— Start of Data supplied —
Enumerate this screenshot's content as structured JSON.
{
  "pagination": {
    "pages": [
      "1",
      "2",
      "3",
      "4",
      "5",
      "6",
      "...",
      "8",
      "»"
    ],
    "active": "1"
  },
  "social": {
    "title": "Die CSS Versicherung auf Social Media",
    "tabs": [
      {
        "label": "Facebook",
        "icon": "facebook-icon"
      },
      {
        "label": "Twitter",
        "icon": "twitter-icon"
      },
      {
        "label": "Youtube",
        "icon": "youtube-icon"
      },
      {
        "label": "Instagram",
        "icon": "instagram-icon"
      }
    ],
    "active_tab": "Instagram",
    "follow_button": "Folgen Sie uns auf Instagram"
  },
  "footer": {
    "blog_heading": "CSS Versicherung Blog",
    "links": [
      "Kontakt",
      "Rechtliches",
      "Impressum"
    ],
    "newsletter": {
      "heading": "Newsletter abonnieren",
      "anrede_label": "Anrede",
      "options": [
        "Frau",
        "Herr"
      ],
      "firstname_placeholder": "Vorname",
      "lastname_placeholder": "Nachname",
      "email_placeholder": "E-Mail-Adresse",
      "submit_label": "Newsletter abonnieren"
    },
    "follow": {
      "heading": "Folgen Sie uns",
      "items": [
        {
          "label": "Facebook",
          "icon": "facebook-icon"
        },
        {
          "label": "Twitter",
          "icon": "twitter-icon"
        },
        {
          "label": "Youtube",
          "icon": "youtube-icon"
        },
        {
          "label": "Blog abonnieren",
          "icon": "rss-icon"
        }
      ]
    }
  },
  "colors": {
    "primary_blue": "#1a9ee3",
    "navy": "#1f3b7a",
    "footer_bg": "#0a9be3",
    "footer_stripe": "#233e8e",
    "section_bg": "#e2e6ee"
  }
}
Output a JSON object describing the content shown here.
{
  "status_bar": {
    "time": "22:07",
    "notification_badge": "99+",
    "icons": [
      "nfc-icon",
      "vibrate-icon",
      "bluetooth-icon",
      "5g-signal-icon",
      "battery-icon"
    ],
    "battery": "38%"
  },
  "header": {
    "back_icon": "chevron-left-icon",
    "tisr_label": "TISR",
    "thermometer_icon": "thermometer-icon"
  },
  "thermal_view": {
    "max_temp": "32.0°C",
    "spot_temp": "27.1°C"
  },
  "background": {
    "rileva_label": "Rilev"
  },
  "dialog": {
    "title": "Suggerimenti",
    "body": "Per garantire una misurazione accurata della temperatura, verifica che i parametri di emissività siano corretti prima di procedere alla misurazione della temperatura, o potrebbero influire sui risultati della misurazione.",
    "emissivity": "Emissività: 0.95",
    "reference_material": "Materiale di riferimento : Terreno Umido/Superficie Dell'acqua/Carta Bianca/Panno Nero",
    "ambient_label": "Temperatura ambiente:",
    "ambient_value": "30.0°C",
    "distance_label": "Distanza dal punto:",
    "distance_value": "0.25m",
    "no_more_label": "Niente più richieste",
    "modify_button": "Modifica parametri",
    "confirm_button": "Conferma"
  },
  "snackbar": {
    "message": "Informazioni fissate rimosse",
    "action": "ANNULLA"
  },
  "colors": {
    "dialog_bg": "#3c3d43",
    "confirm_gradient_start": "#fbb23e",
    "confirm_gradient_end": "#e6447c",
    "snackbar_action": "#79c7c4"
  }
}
— End of Data supplied —
Set task: Repeat all of the records above exactly as they appear.

Written reply:
Enumerate this screenshot's content as structured JSON.
{
  "pagination": {
    "pages": [
      "1",
      "2",
      "3",
      "4",
      "5",
      "6",
      "...",
      "8",
      "»"
    ],
    "active": "1"
  },
  "social": {
    "title": "Die CSS Versicherung auf Social Media",
    "tabs": [
      {
        "label": "Facebook",
        "icon": "facebook-icon"
      },
      {
        "label": "Twitter",
        "icon": "twitter-icon"
      },
      {
        "label": "Youtube",
        "icon": "youtube-icon"
      },
      {
        "label": "Instagram",
        "icon": "instagram-icon"
      }
    ],
    "active_tab": "Instagram",
    "follow_button": "Folgen Sie uns auf Instagram"
  },
  "footer": {
    "blog_heading": "CSS Versicherung Blog",
    "links": [
      "Kontakt",
      "Rechtliches",
      "Impressum"
    ],
    "newsletter": {
      "heading": "Newsletter abonnieren",
      "anrede_label": "Anrede",
      "options": [
        "Frau",
        "Herr"
      ],
      "firstname_placeholder": "Vorname",
      "lastname_placeholder": "Nachname",
      "email_placeholder": "E-Mail-Adresse",
      "submit_label": "Newsletter abonnieren"
    },
    "follow": {
      "heading": "Folgen Sie uns",
      "items": [
        {
          "label": "Facebook",
          "icon": "facebook-icon"
        },
        {
          "label": "Twitter",
          "icon": "twitter-icon"
        },
        {
          "label": "Youtube",
          "icon": "youtube-icon"
        },
        {
          "label": "Blog abonnieren",
          "icon": "rss-icon"
        }
      ]
    }
  },
  "colors": {
    "primary_blue": "#1a9ee3",
    "navy": "#1f3b7a",
    "footer_bg": "#0a9be3",
    "footer_stripe": "#233e8e",
    "section_bg": "#e2e6ee"
  }
}
Output a JSON object describing the content shown here.
{
  "status_bar": {
    "time": "22:07",
    "notification_badge": "99+",
    "icons": [
      "nfc-icon",
      "vibrate-icon",
      "bluetooth-icon",
      "5g-signal-icon",
      "battery-icon"
    ],
    "battery": "38%"
  },
  "header": {
    "back_icon": "chevron-left-icon",
    "tisr_label": "TISR",
    "thermometer_icon": "thermometer-icon"
  },
  "thermal_view": {
    "max_temp": "32.0°C",
    "spot_temp": "27.1°C"
  },
  "background": {
    "rileva_label": "Rilev"
  },
  "dialog": {
    "title": "Suggerimenti",
    "body": "Per garantire una misurazione accurata della temperatura, verifica che i parametri di emissività siano corretti prima di procedere alla misurazione della temperatura, o potrebbero influire sui risultati della misurazione.",
    "emissivity": "Emissività: 0.95",
    "reference_material": "Materiale di riferimento : Terreno Umido/Superficie Dell'acqua/Carta Bianca/Panno Nero",
    "ambient_label": "Temperatura ambiente:",
    "ambient_value": "30.0°C",
    "distance_label": "Distanza dal punto:",
    "distance_value": "0.25m",
    "no_more_label": "Niente più richieste",
    "modify_button": "Modifica parametri",
    "confirm_button": "Conferma"
  },
  "snackbar": {
    "message": "Informazioni fissate rimosse",
    "action": "ANNULLA"
  },
  "colors": {
    "dialog_bg": "#3c3d43",
    "confirm_gradient_start": "#fbb23e",
    "confirm_gradient_end": "#e6447c",
    "snackbar_action": "#79c7c4"
  }
}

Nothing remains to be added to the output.